◆ Texto proporcionado:
=====

Todo lo anterior no es alarmismo o hipérbole, sino simple constatación si uno examina el panorama con los ojos abiertos a la magnitud del desastre que nos envuelve. Cuando el presidente del Gobierno de la Nación proclama delante del Rey que España y Euskadi son «dos países» equiparando la parte con el todo, cuando la mayoría en el poder acuerda con la franquicia política del crimen organizado la interpretación oficial y obligatoria de nuestra historia contemporánea, cuando se decide que se pueda obtener el título de secundaria siendo analfabeto funcional, cuando se dictan medidas fiscales que provocan mayores pérdidas para el sistema productivo que lo que recaudan, cuando el Instituto de Estudios Económicos estima en sesenta mil millones de euros el gasto público prescindible y en La Moncloa se procede a incrementarlo sin freno, cuando en un tercio del territorio nacional las familias no pueden escolarizar a sus hijos en la lengua oficial del Estado, cuando golpistas contumaces que han pretendido dinamitar el Estado son indultados en contra de la opinión del Tribunal Supremo y aceptados a continuación como interlocutores privilegiados, cuando desde el Ejecutivo se intenta asaltar sin recato el órgano rector del poder judicial, cuando a una adolescente se le antoja recibir bloqueadores de la pubertad sin que una supervisión médica vele para que no destroce su vida, cuando el propietario de una vivienda asiste impotente a su ocupación por extraños durante meses sin que la Administración los desaloje, no parece exagerado afirmar que necesitamos una alternativa parlamentaria y de gobierno dotada de suficiente arrojo y determinación como para librar todas las batallas culturales, normativas e incluso físicas si los enemigos interiores recurren a la violencia, que hagan falta.

=====

◆ Líneas mostradas:
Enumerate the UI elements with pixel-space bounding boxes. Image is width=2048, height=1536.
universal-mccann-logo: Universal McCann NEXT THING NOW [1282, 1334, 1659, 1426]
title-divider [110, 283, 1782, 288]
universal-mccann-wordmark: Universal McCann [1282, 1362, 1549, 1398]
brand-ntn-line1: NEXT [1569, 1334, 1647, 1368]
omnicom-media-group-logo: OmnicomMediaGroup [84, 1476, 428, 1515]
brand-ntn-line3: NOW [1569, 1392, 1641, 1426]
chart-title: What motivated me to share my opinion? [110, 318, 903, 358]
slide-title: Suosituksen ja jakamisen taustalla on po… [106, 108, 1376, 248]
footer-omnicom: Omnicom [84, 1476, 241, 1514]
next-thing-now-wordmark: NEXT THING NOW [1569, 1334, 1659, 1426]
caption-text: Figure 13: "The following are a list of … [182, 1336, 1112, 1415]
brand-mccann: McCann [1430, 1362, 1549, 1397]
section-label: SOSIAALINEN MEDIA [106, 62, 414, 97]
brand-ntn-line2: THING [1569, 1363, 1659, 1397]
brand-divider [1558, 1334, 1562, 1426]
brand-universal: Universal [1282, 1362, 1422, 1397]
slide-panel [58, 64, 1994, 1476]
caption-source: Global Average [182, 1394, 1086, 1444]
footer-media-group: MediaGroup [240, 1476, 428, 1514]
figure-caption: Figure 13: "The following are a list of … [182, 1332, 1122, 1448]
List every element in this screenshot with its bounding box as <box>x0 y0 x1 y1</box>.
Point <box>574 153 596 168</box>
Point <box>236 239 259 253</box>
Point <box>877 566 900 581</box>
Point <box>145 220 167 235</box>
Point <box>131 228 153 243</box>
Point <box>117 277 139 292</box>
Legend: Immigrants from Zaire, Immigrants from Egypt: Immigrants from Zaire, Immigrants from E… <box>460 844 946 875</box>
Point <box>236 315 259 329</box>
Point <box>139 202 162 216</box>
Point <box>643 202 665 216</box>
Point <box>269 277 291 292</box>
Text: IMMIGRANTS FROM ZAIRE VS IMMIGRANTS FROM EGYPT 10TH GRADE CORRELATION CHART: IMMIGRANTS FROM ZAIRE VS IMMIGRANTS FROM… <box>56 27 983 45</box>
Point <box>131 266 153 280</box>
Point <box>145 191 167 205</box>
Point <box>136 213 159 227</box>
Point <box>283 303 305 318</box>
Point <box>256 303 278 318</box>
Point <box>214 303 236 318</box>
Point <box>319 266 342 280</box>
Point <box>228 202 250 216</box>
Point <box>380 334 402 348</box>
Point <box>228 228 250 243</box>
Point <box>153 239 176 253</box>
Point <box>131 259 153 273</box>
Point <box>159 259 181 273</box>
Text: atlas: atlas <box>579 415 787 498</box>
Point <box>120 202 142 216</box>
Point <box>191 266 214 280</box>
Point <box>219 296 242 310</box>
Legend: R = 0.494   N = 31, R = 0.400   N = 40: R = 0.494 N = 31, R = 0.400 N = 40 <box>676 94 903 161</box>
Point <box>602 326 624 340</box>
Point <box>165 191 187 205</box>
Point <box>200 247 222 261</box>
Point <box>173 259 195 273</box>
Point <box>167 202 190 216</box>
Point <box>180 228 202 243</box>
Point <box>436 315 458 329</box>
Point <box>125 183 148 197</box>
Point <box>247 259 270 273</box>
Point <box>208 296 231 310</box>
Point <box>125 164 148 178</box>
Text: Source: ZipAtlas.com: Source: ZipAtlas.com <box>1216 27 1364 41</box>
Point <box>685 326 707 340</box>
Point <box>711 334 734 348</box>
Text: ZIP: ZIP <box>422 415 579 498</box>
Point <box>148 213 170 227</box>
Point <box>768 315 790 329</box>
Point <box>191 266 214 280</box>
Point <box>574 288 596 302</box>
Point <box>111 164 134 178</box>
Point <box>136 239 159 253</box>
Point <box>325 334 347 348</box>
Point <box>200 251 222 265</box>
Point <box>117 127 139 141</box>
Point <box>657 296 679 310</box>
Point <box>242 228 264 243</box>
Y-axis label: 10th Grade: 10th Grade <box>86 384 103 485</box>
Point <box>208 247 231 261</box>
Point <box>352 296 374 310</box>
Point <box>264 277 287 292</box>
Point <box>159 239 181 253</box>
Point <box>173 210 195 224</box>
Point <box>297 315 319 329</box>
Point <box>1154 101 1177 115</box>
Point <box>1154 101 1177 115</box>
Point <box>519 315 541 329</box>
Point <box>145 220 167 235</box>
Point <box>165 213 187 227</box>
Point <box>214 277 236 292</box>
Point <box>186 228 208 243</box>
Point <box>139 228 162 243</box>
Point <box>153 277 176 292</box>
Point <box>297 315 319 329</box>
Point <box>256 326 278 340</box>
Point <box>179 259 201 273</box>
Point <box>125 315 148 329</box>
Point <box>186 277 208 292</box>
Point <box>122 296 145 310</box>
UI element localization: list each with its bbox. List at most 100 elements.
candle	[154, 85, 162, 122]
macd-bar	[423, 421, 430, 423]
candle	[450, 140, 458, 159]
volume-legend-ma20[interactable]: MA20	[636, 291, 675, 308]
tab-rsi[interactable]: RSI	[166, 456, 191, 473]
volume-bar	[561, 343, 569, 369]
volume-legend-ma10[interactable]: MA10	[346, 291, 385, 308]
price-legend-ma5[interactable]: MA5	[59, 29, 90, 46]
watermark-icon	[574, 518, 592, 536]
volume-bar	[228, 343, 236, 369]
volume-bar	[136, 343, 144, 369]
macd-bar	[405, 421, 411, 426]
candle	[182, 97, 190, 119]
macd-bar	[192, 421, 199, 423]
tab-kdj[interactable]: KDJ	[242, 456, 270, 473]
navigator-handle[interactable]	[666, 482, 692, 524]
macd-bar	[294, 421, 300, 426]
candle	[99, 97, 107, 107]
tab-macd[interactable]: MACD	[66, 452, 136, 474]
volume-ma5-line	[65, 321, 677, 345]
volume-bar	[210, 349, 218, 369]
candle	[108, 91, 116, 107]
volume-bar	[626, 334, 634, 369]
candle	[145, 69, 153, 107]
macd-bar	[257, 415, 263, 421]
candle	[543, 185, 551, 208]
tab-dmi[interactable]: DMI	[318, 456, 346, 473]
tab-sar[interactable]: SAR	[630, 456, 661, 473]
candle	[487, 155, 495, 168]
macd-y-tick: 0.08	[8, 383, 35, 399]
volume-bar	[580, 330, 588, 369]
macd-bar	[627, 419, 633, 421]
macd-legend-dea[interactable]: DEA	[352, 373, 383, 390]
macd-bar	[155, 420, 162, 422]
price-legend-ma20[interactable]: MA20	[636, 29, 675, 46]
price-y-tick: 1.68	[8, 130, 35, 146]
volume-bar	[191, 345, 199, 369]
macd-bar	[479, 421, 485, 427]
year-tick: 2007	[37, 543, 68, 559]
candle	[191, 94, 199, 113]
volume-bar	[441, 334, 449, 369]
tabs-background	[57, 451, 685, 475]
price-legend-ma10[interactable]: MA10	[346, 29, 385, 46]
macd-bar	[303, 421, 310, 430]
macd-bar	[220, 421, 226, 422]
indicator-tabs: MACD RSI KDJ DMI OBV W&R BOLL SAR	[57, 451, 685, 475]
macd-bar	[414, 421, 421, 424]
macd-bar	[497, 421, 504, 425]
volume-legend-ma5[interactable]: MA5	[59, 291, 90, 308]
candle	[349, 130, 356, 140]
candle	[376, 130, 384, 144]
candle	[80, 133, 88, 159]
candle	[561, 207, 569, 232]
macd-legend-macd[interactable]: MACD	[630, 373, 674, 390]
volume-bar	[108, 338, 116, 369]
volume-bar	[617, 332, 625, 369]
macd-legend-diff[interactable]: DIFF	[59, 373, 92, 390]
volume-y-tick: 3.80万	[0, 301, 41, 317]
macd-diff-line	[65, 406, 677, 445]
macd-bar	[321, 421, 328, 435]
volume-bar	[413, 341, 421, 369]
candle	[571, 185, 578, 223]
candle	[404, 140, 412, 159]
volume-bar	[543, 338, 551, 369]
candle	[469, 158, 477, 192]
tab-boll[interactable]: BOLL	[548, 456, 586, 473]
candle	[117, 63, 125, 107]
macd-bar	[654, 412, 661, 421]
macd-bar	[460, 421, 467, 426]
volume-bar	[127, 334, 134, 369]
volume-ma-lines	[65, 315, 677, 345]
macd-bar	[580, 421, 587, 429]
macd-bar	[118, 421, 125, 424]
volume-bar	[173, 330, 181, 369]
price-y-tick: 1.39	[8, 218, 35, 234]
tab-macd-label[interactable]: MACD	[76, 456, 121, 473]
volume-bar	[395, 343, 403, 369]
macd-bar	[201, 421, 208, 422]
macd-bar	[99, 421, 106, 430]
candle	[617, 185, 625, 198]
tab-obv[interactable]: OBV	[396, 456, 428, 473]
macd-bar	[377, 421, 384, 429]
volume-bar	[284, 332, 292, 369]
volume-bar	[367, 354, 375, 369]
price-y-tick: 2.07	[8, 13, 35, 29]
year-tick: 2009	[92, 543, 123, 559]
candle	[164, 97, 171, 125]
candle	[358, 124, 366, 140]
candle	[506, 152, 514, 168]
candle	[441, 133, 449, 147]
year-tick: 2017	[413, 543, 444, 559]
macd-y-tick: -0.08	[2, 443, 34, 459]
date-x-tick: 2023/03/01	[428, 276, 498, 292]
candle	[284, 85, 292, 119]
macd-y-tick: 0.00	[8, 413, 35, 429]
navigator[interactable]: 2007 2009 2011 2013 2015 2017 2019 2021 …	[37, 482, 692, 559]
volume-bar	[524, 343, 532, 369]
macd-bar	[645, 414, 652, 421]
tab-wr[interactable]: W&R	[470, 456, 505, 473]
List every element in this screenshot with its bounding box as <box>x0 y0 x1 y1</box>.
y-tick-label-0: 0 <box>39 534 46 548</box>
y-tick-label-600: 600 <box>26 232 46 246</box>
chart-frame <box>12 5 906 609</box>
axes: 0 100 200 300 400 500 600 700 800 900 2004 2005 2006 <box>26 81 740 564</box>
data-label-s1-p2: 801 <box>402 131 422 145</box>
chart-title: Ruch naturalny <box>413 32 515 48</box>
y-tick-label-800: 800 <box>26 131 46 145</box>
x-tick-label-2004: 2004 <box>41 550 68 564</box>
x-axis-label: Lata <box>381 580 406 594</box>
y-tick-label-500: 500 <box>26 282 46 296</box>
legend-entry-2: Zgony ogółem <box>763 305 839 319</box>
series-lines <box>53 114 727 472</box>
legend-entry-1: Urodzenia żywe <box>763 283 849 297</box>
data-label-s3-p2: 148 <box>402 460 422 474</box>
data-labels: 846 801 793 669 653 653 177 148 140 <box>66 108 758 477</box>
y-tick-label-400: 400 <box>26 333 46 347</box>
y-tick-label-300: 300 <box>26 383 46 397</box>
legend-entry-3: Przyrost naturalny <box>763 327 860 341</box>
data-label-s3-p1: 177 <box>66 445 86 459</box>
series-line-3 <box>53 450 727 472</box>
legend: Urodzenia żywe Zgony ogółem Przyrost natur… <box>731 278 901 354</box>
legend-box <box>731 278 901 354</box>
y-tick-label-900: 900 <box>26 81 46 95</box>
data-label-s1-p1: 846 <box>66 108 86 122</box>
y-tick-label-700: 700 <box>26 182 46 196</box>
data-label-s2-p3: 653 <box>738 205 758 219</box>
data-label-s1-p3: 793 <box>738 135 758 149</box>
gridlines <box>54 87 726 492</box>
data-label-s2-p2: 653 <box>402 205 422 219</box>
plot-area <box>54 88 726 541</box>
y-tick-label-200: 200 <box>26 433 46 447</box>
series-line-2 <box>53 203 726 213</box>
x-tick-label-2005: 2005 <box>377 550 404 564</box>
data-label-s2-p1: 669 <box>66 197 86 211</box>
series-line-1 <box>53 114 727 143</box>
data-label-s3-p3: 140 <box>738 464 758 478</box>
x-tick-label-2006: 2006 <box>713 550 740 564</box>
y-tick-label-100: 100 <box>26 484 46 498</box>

=====

◆ Instrucciones de la tarea: Escribe la continuación del texto sobre el panorama político español a partir de su última oración.

◆ Respuesta:
Las naciones nacen, se desarrollan y mueren y el devenir de la humanidad es un vasto cementerio de entidades políticas y de entramados institucionales un tiempo pletóricos de poder e influencia hoy desaparecidos, salvo en los libros que describen el pasado y que cada vez se estudian menos en un mundo banal de clics, likes y vídeos efímeros. España, forjada por dos mil años abundantes en aportaciones extraordinarias al pensamiento, al arte, a la literatura, a la religión y a la extensión del orbe conocido, no tiene por qué ser una excepción y estaríamos ciegos si no viésemos que se encuentra amenazada de disgregación en media docena de miniestados irrelevantes, frágil caparazón cada uno de ellos de una nacioncilla inventada. Esta descorazonadora perspectiva es la que todavía estamos a tiempo de evitar si en la próxima llamada a las urnas recobramos la lucidez y aquellos a los que confiemos nuestro inmediato destino están a la altura de la misión que les aguarda, que no es otra que colocar en el rumbo correcto a una tierra y a unas gentes que desde hace dos décadas van alarmantemente a la deriva.